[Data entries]
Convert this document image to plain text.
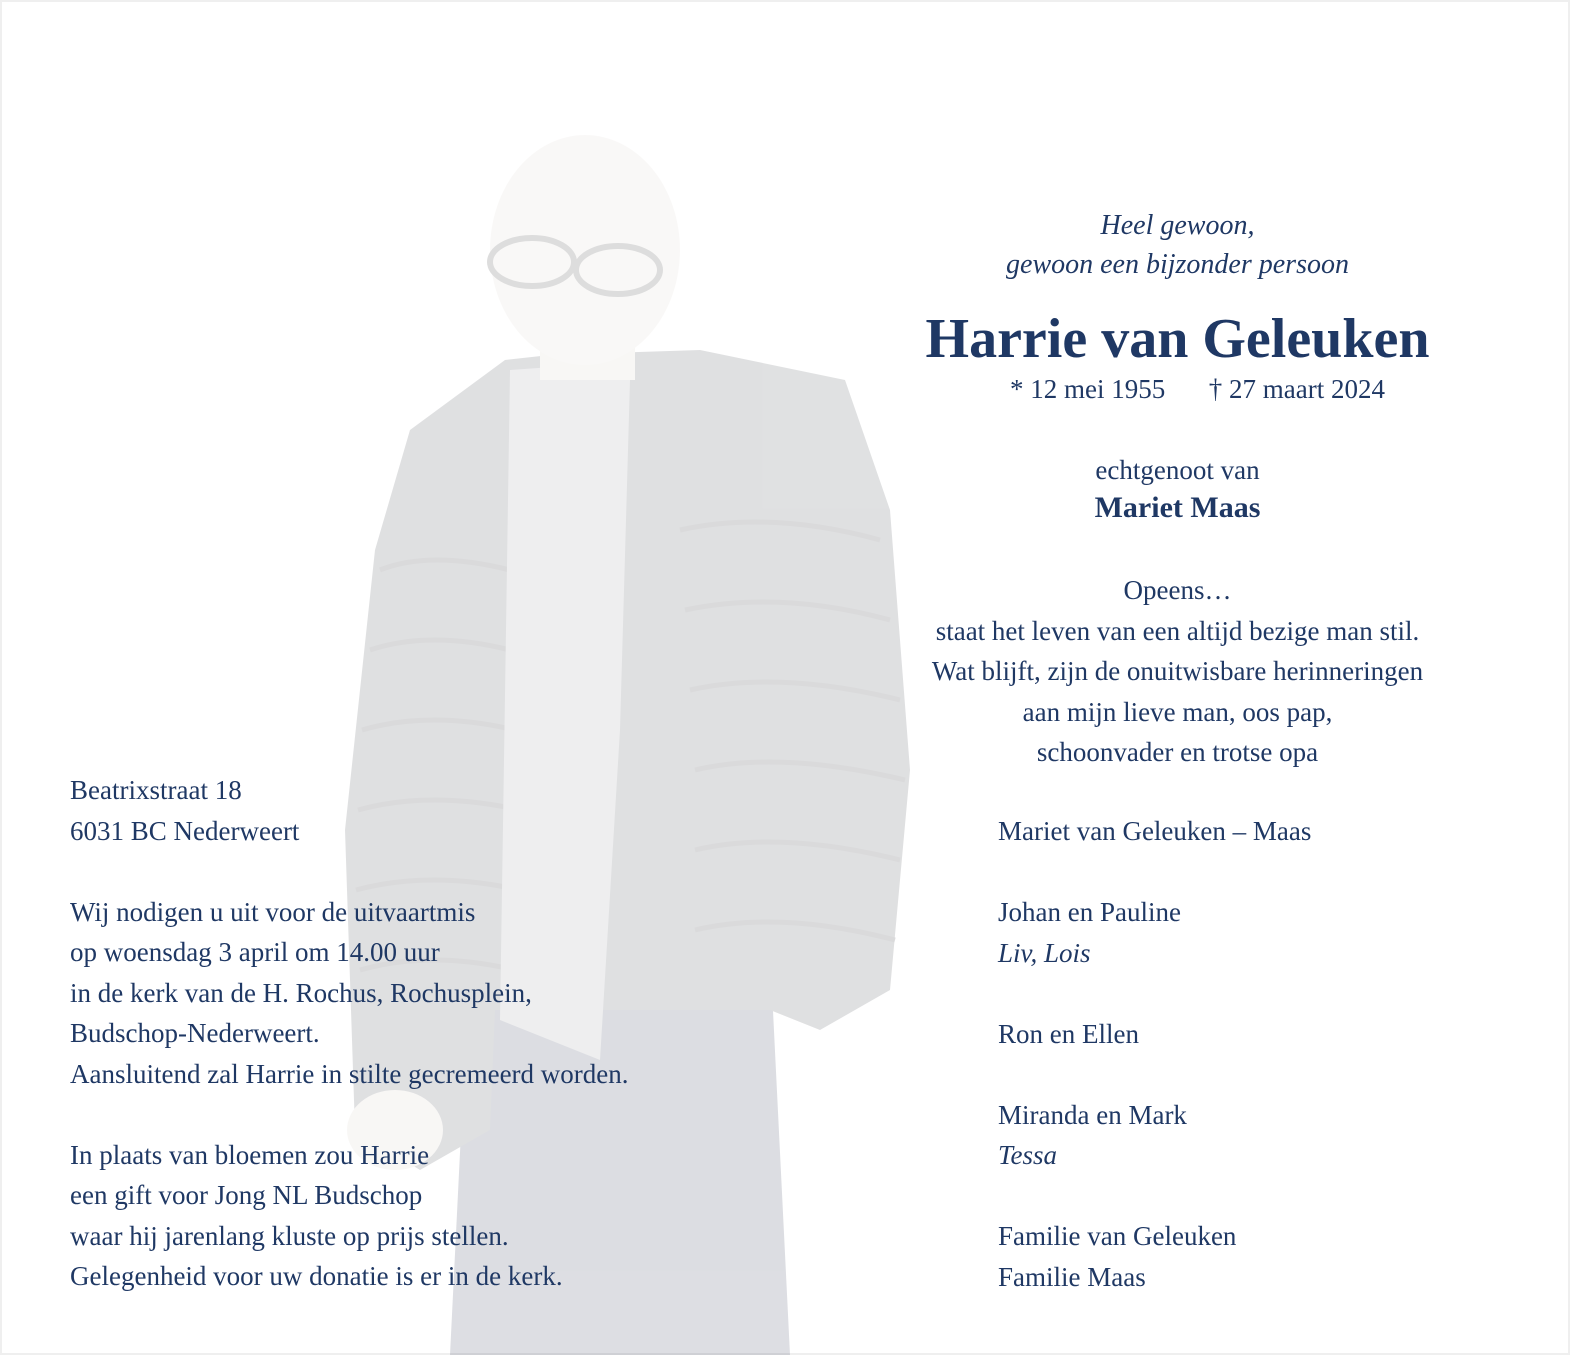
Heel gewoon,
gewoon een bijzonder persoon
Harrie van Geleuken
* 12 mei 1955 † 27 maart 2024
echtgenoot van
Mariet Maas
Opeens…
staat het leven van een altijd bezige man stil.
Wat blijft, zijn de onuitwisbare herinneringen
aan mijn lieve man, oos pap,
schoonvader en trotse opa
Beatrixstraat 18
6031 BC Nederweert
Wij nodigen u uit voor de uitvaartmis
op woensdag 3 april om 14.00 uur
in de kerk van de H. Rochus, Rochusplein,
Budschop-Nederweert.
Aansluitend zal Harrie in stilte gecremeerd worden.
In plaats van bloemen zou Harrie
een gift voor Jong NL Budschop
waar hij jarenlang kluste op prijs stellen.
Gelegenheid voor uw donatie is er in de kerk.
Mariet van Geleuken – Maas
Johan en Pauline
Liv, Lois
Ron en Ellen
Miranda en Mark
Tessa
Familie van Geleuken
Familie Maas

> _What you should do_
Return the listing above in full and without alteration, excluding its pictures.

> _Expected answer_
Convert this document image to plain text.
Heel gewoon,
gewoon een bijzonder persoon
Harrie van Geleuken
* 12 mei 1955 † 27 maart 2024
echtgenoot van
Mariet Maas
Opeens…
staat het leven van een altijd bezige man stil.
Wat blijft, zijn de onuitwisbare herinneringen
aan mijn lieve man, oos pap,
schoonvader en trotse opa
Beatrixstraat 18
6031 BC Nederweert
Wij nodigen u uit voor de uitvaartmis
op woensdag 3 april om 14.00 uur
in de kerk van de H. Rochus, Rochusplein,
Budschop-Nederweert.
Aansluitend zal Harrie in stilte gecremeerd worden.
In plaats van bloemen zou Harrie
een gift voor Jong NL Budschop
waar hij jarenlang kluste op prijs stellen.
Gelegenheid voor uw donatie is er in de kerk.
Mariet van Geleuken – Maas
Johan en Pauline
Liv, Lois
Ron en Ellen
Miranda en Mark
Tessa
Familie van Geleuken
Familie Maas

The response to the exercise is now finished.